··· RECORDS FOR THIS TASK

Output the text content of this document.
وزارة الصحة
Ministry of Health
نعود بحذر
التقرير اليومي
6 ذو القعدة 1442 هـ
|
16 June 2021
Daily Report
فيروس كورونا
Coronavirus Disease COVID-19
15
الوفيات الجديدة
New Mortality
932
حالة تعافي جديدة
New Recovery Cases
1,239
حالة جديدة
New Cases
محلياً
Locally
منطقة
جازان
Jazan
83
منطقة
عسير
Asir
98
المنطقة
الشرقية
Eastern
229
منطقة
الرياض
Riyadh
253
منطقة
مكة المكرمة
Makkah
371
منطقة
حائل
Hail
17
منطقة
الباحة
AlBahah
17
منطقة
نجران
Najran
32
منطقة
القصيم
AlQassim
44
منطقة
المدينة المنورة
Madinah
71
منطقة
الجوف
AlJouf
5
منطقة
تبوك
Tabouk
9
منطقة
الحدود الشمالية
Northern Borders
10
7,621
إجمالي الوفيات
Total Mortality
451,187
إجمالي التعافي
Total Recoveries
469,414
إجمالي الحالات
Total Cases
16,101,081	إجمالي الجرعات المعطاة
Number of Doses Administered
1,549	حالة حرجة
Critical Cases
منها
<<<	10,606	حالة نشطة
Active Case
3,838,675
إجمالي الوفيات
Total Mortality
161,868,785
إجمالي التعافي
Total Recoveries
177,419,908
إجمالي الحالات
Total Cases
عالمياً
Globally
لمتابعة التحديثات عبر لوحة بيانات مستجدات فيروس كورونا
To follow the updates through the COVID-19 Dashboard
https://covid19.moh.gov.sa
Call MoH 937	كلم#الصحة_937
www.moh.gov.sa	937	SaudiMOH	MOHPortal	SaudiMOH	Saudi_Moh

······
··· RECORDS FOR THIS TASK

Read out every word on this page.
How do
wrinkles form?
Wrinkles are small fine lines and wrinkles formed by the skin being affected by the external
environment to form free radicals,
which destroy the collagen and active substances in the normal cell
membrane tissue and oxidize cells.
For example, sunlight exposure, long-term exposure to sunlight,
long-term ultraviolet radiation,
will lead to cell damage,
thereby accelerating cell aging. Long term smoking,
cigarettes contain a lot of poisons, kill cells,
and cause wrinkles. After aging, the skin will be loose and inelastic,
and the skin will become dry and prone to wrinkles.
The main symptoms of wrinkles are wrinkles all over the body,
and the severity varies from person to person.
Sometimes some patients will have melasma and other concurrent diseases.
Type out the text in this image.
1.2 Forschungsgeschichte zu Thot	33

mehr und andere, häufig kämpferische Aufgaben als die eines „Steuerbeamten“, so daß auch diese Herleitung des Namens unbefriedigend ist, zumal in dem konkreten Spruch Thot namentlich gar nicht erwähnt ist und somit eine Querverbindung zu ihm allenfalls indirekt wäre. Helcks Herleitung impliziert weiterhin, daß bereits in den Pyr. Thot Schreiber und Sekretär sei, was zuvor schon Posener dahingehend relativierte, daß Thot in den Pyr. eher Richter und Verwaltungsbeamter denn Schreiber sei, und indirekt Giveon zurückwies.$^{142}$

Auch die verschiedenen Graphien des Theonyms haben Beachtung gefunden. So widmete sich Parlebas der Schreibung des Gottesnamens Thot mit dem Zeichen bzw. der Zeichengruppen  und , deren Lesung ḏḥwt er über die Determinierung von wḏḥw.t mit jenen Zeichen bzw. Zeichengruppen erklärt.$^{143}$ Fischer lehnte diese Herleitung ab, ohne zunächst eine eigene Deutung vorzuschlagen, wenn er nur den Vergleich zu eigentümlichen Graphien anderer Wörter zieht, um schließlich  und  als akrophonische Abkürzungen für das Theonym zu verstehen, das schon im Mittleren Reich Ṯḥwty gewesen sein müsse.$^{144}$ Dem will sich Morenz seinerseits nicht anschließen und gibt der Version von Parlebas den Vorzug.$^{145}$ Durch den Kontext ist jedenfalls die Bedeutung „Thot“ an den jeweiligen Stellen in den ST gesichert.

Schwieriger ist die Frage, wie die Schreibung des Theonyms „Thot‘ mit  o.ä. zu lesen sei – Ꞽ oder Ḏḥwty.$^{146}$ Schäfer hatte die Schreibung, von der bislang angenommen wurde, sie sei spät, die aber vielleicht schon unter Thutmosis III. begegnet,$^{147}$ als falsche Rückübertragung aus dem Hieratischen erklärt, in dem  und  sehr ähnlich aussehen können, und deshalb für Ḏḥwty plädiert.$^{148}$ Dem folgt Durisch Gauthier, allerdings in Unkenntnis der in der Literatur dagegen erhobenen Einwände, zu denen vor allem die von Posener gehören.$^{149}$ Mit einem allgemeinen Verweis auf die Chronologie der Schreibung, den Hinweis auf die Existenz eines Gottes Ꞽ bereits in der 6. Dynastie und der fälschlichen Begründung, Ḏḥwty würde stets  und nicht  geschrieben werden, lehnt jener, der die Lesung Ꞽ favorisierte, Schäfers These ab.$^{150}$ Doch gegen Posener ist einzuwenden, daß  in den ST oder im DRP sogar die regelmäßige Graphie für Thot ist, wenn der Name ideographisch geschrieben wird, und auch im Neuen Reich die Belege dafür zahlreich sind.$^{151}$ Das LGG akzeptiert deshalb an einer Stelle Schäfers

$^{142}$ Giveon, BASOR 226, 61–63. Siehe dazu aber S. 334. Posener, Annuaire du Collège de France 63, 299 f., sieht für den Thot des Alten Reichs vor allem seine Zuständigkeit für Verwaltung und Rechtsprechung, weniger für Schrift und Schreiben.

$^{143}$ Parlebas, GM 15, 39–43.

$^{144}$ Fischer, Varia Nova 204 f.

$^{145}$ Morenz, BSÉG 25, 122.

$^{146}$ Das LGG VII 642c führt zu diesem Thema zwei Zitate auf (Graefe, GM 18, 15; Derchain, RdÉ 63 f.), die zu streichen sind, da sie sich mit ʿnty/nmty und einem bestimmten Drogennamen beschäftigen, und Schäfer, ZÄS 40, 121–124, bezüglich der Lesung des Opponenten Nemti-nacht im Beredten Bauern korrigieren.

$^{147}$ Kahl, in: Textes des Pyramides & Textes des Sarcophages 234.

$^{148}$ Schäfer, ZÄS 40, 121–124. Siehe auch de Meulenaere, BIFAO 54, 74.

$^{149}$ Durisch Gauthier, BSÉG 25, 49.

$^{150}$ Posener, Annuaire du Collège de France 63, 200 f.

······

YOUR INSTRUCTIONS:
Copy out each line of the listing that holds the string "Annuaire".

FINISHED TASK:
$^{142}$ Giveon, BASOR 226, 61–63. Siehe dazu aber S. 334. Posener, Annuaire du Collège de France 63, 299 f., sieht für den Thot des Alten Reichs vor allem seine Zuständigkeit für Verwaltung und Rechtsprechung, weniger für Schrift und Schreiben.
$^{150}$ Posener, Annuaire du Collège de France 63, 200 f.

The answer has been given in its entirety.